Work required:
Among the records below, find each line that includes the string "对于重大事故隐患" and copy it.

Materials provided:
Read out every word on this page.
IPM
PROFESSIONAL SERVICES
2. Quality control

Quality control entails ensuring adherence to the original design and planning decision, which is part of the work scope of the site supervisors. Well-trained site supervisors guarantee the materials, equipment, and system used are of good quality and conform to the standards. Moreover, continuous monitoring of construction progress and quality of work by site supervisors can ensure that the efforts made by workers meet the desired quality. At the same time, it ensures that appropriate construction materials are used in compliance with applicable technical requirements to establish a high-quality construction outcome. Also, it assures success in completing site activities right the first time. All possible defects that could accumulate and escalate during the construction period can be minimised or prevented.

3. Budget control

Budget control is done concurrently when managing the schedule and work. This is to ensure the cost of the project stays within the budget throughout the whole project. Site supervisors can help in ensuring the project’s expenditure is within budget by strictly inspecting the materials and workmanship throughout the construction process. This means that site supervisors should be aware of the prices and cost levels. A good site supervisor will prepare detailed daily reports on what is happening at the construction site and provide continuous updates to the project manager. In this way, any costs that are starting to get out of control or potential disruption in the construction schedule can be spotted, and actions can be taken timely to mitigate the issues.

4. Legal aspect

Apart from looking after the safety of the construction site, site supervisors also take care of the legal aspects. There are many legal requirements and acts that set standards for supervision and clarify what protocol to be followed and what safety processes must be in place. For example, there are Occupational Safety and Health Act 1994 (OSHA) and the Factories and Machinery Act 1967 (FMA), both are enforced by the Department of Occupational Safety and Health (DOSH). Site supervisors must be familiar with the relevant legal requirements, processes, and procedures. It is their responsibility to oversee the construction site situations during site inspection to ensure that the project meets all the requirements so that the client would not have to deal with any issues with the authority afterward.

--

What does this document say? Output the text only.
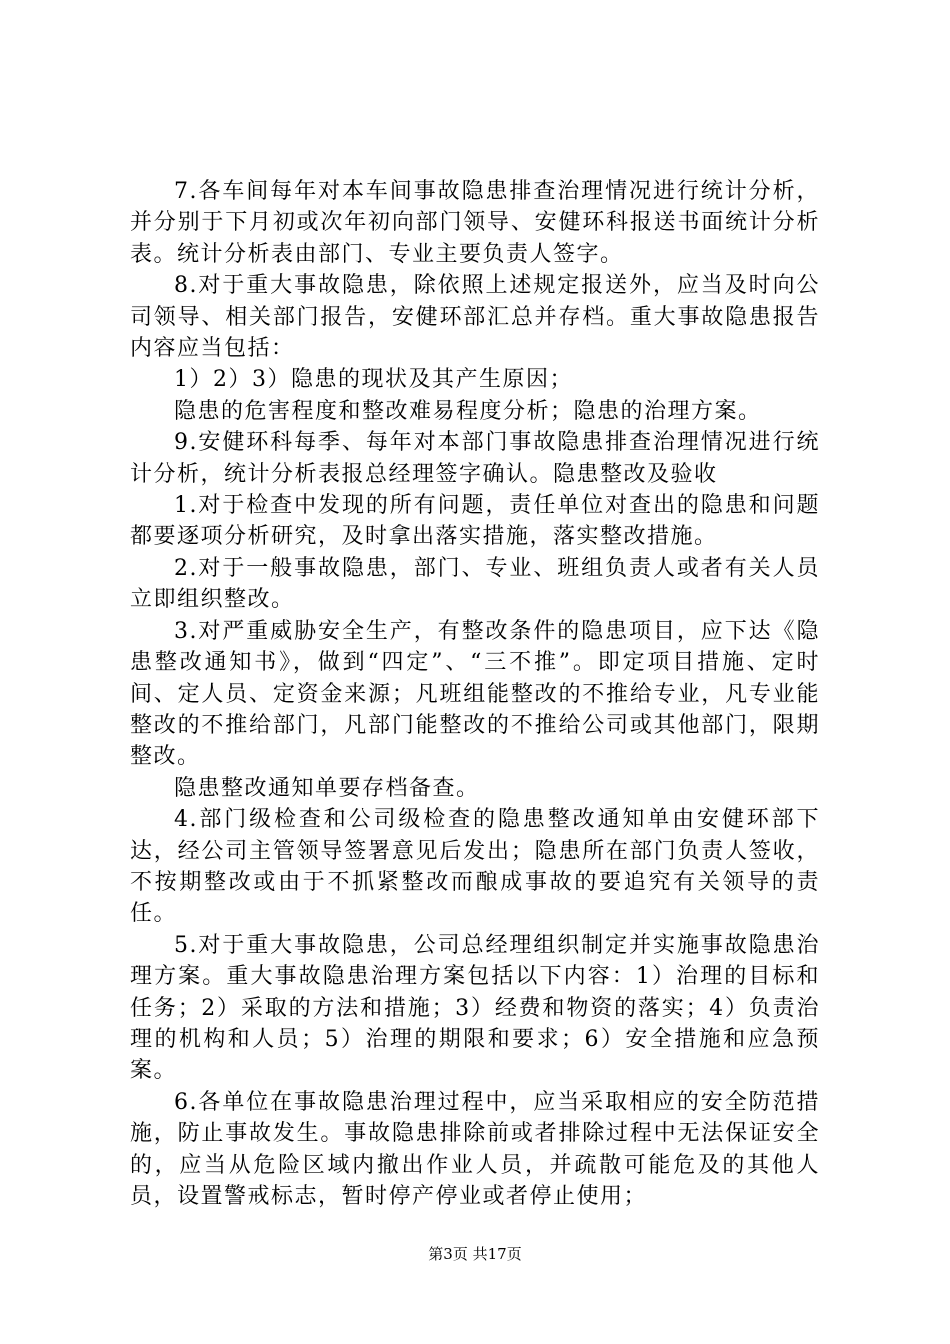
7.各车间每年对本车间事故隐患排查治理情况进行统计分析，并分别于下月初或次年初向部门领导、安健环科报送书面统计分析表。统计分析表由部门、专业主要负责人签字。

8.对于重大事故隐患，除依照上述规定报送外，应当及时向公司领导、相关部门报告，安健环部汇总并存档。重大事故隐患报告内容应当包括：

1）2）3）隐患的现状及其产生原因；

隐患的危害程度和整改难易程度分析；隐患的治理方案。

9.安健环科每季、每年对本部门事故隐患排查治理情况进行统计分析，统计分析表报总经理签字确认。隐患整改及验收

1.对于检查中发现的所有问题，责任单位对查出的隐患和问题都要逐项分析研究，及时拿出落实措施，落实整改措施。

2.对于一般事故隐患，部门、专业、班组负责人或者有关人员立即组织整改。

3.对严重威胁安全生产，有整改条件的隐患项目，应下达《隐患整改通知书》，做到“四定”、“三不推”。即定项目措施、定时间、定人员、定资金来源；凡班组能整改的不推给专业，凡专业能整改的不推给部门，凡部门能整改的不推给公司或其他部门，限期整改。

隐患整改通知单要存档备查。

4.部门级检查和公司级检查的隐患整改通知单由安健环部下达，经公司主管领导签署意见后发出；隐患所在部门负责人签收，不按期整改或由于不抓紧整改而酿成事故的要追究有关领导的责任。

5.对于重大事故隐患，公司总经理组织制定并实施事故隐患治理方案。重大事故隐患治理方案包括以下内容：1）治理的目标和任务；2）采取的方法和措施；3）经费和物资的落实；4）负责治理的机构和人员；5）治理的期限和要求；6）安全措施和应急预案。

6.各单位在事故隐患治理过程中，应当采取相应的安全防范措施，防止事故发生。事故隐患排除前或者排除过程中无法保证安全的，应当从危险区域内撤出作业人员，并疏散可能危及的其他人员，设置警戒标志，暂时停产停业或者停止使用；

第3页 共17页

Response to the task:
8.对于重大事故隐患，除依照上述规定报送外，应当及时向公司领导、相关部门报告，安健环部汇总并存档。重大事故隐患报告内容应当包括：
5.对于重大事故隐患，公司总经理组织制定并实施事故隐患治理方案。重大事故隐患治理方案包括以下内容：1）治理的目标和任务；2）采取的方法和措施；3）经费和物资的落实；4）负责治理的机构和人员；5）治理的期限和要求；6）安全措施和应急预案。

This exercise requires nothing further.